EXERCISE OBJECTIVE - Set down the full listing exactly, character for character.

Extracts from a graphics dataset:
•••••

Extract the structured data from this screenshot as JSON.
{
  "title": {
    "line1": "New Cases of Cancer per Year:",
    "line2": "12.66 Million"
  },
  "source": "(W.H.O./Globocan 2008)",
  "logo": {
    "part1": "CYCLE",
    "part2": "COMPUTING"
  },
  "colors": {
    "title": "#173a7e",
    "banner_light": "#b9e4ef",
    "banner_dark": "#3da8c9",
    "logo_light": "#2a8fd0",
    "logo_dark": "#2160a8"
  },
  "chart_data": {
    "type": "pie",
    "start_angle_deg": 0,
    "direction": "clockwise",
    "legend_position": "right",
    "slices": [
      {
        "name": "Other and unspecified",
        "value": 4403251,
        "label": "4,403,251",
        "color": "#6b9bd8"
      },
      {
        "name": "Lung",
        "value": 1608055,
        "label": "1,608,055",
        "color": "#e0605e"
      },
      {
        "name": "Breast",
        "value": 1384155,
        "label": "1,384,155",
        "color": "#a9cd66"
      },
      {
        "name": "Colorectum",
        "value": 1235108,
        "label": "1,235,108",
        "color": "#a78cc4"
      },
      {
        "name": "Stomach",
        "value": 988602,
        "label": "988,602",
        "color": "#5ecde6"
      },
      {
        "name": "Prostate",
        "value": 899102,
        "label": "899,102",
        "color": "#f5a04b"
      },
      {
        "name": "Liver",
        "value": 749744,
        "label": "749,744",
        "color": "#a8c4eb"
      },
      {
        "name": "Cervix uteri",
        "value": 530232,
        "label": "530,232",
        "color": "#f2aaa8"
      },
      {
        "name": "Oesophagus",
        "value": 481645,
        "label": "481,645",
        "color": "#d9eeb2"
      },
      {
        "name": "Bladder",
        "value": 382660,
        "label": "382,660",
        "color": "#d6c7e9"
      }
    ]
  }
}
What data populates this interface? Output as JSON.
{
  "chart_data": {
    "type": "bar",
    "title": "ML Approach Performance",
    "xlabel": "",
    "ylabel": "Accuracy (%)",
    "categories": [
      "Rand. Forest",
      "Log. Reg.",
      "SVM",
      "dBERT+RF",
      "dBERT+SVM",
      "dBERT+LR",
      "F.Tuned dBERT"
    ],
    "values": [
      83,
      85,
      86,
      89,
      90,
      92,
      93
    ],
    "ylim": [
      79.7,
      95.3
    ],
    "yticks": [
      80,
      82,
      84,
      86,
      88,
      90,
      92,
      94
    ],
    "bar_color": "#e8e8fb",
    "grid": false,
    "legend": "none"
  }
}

•••••

ANSWER TO THIS PROBLEM -
Extract the structured data from this screenshot as JSON.
{
  "title": {
    "line1": "New Cases of Cancer per Year:",
    "line2": "12.66 Million"
  },
  "source": "(W.H.O./Globocan 2008)",
  "logo": {
    "part1": "CYCLE",
    "part2": "COMPUTING"
  },
  "colors": {
    "title": "#173a7e",
    "banner_light": "#b9e4ef",
    "banner_dark": "#3da8c9",
    "logo_light": "#2a8fd0",
    "logo_dark": "#2160a8"
  },
  "chart_data": {
    "type": "pie",
    "start_angle_deg": 0,
    "direction": "clockwise",
    "legend_position": "right",
    "slices": [
      {
        "name": "Other and unspecified",
        "value": 4403251,
        "label": "4,403,251",
        "color": "#6b9bd8"
      },
      {
        "name": "Lung",
        "value": 1608055,
        "label": "1,608,055",
        "color": "#e0605e"
      },
      {
        "name": "Breast",
        "value": 1384155,
        "label": "1,384,155",
        "color": "#a9cd66"
      },
      {
        "name": "Colorectum",
        "value": 1235108,
        "label": "1,235,108",
        "color": "#a78cc4"
      },
      {
        "name": "Stomach",
        "value": 988602,
        "label": "988,602",
        "color": "#5ecde6"
      },
      {
        "name": "Prostate",
        "value": 899102,
        "label": "899,102",
        "color": "#f5a04b"
      },
      {
        "name": "Liver",
        "value": 749744,
        "label": "749,744",
        "color": "#a8c4eb"
      },
      {
        "name": "Cervix uteri",
        "value": 530232,
        "label": "530,232",
        "color": "#f2aaa8"
      },
      {
        "name": "Oesophagus",
        "value": 481645,
        "label": "481,645",
        "color": "#d9eeb2"
      },
      {
        "name": "Bladder",
        "value": 382660,
        "label": "382,660",
        "color": "#d6c7e9"
      }
    ]
  }
}
What data populates this interface? Output as JSON.
{
  "chart_data": {
    "type": "bar",
    "title": "ML Approach Performance",
    "xlabel": "",
    "ylabel": "Accuracy (%)",
    "categories": [
      "Rand. Forest",
      "Log. Reg.",
      "SVM",
      "dBERT+RF",
      "dBERT+SVM",
      "dBERT+LR",
      "F.Tuned dBERT"
    ],
    "values": [
      83,
      85,
      86,
      89,
      90,
      92,
      93
    ],
    "ylim": [
      79.7,
      95.3
    ],
    "yticks": [
      80,
      82,
      84,
      86,
      88,
      90,
      92,
      94
    ],
    "bar_color": "#e8e8fb",
    "grid": false,
    "legend": "none"
  }
}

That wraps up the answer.